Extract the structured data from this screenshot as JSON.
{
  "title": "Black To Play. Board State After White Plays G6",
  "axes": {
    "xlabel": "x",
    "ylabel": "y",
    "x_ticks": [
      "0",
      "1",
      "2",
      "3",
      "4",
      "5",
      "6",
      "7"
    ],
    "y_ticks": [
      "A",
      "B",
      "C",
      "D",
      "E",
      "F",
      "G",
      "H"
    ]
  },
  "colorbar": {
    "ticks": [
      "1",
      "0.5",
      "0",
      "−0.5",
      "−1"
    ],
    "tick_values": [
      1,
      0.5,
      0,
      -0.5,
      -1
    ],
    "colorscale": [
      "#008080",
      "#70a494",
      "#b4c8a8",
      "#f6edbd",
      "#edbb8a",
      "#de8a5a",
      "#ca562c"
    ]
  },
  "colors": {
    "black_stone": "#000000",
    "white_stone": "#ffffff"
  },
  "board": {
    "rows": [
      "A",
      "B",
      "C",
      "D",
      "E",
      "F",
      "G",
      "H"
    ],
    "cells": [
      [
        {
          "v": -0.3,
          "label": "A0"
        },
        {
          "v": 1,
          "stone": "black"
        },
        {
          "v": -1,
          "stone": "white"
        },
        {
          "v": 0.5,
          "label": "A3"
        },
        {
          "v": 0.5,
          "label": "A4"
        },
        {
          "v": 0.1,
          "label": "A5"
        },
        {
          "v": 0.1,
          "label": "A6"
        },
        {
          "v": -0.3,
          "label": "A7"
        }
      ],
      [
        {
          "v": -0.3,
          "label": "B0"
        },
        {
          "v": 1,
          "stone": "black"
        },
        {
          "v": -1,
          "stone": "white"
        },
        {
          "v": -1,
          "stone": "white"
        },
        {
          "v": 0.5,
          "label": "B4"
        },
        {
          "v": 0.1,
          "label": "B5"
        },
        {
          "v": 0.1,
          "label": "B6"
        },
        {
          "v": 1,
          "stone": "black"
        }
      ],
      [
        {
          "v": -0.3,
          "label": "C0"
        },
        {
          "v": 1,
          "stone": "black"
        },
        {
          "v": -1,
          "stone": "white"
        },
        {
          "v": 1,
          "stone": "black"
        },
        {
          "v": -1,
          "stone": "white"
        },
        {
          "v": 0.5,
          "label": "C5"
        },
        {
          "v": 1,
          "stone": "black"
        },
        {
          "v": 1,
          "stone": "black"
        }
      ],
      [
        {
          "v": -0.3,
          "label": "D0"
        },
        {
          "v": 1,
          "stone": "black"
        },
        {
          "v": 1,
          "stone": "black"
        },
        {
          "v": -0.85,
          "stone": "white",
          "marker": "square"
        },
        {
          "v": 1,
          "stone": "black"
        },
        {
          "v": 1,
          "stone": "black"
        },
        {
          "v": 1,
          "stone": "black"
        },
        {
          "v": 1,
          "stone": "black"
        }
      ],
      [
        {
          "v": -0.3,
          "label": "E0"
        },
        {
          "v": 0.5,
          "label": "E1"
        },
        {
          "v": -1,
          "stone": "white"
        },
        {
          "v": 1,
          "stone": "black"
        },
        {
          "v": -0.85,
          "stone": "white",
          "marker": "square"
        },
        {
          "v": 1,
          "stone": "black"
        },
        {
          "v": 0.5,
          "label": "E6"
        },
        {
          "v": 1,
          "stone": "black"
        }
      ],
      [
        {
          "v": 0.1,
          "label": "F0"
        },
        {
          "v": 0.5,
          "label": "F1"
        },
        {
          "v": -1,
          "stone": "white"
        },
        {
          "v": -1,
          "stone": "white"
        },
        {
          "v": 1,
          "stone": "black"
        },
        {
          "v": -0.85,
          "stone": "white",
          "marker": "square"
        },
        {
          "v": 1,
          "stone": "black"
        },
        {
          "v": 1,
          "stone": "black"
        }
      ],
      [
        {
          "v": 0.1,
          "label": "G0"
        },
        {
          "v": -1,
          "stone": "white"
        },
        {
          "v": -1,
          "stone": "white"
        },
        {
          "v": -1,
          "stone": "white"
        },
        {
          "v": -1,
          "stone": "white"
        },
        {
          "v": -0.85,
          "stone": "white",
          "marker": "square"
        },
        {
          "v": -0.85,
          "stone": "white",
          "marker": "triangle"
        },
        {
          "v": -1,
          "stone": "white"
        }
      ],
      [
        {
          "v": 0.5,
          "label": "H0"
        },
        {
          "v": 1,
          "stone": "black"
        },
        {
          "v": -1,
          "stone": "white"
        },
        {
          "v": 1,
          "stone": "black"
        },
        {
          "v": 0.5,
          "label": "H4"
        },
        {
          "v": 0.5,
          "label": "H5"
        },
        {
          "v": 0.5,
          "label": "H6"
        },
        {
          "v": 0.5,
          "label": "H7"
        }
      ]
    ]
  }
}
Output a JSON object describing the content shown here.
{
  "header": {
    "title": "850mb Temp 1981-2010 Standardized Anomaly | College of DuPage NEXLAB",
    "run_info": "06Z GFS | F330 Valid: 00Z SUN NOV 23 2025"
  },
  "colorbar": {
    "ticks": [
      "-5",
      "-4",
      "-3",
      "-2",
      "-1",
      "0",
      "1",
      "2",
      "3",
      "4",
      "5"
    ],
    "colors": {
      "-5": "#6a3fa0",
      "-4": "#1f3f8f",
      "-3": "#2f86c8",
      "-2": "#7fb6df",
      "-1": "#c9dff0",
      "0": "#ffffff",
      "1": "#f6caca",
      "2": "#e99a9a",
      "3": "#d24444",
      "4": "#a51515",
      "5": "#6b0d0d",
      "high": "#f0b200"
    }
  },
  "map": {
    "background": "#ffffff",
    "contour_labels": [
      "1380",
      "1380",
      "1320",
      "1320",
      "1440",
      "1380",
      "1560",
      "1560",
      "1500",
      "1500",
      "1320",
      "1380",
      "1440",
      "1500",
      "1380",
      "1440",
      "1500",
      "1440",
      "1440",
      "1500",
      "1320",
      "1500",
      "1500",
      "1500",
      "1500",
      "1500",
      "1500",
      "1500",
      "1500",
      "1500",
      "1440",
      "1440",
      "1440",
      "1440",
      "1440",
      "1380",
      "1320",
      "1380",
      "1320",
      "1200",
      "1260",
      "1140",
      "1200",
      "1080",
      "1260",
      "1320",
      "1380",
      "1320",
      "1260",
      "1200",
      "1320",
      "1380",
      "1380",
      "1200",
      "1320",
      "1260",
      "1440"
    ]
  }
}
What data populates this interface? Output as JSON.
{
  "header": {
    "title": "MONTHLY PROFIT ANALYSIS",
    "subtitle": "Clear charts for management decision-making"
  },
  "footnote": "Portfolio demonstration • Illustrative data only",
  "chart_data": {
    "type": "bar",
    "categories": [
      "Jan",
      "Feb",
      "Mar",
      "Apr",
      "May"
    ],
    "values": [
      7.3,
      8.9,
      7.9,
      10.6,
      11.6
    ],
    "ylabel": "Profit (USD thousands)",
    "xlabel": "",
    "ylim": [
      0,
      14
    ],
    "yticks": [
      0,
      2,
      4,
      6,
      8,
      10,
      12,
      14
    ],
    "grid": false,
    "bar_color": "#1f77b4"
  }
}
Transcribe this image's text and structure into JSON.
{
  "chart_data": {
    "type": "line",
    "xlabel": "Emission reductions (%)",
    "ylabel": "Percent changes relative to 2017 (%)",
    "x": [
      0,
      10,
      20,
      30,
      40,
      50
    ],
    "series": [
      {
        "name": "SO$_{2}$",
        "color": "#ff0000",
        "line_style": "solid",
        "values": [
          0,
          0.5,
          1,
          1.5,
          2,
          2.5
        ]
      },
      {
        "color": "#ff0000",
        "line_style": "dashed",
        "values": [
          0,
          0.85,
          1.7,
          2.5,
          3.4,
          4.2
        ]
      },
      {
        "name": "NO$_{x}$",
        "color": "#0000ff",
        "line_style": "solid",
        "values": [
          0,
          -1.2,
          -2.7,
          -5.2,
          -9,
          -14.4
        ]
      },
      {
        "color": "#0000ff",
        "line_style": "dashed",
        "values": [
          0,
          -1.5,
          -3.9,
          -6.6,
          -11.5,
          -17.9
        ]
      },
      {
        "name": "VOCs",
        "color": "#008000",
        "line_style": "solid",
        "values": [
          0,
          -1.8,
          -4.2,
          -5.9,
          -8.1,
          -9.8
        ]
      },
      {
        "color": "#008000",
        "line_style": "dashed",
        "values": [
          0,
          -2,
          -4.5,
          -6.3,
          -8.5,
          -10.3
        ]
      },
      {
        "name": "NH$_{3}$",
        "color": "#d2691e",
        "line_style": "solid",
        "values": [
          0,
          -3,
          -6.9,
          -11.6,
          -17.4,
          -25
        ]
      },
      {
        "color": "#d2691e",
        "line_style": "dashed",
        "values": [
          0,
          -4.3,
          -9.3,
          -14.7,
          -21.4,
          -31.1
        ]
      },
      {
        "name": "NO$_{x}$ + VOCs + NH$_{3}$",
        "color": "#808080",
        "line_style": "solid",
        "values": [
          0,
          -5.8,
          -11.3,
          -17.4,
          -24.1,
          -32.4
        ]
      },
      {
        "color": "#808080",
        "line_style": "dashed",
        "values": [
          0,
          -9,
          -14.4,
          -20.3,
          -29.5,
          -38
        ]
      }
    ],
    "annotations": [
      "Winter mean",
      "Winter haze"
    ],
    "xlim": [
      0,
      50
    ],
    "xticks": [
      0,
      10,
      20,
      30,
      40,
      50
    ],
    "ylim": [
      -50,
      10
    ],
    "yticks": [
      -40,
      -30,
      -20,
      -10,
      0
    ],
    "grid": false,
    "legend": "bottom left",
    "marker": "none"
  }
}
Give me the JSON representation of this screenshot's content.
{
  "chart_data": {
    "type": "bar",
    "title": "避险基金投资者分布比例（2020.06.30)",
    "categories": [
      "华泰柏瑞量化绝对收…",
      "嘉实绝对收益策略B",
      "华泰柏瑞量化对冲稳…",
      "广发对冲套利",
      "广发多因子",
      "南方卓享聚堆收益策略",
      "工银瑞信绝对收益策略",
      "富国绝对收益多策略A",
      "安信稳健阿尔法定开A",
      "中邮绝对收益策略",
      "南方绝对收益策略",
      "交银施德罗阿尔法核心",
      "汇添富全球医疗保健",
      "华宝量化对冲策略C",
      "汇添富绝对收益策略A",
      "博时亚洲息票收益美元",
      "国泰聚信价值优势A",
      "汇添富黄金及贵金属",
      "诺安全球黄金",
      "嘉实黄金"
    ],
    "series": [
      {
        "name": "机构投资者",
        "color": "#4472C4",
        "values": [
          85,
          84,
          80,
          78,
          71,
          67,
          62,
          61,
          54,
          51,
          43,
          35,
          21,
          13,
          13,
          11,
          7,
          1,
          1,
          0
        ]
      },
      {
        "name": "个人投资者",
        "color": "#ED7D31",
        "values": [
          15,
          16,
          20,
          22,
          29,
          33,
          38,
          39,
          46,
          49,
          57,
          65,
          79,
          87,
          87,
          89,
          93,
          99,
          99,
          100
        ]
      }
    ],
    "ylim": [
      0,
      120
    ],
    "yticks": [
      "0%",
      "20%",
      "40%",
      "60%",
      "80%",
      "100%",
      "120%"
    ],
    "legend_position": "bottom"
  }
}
----------
• _AIM OF THE TASK_
Your task is to output exactly the lines running from the one with "Give me the" through the final line of the material above, with both ends included.

• _THE RESPONSE_
Give me the JSON representation of this screenshot's content.
{
  "chart_data": {
    "type": "bar",
    "title": "避险基金投资者分布比例（2020.06.30)",
    "categories": [
      "华泰柏瑞量化绝对收…",
      "嘉实绝对收益策略B",
      "华泰柏瑞量化对冲稳…",
      "广发对冲套利",
      "广发多因子",
      "南方卓享聚堆收益策略",
      "工银瑞信绝对收益策略",
      "富国绝对收益多策略A",
      "安信稳健阿尔法定开A",
      "中邮绝对收益策略",
      "南方绝对收益策略",
      "交银施德罗阿尔法核心",
      "汇添富全球医疗保健",
      "华宝量化对冲策略C",
      "汇添富绝对收益策略A",
      "博时亚洲息票收益美元",
      "国泰聚信价值优势A",
      "汇添富黄金及贵金属",
      "诺安全球黄金",
      "嘉实黄金"
    ],
    "series": [
      {
        "name": "机构投资者",
        "color": "#4472C4",
        "values": [
          85,
          84,
          80,
          78,
          71,
          67,
          62,
          61,
          54,
          51,
          43,
          35,
          21,
          13,
          13,
          11,
          7,
          1,
          1,
          0
        ]
      },
      {
        "name": "个人投资者",
        "color": "#ED7D31",
        "values": [
          15,
          16,
          20,
          22,
          29,
          33,
          38,
          39,
          46,
          49,
          57,
          65,
          79,
          87,
          87,
          89,
          93,
          99,
          99,
          100
        ]
      }
    ],
    "ylim": [
      0,
      120
    ],
    "yticks": [
      "0%",
      "20%",
      "40%",
      "60%",
      "80%",
      "100%",
      "120%"
    ],
    "legend_position": "bottom"
  }
}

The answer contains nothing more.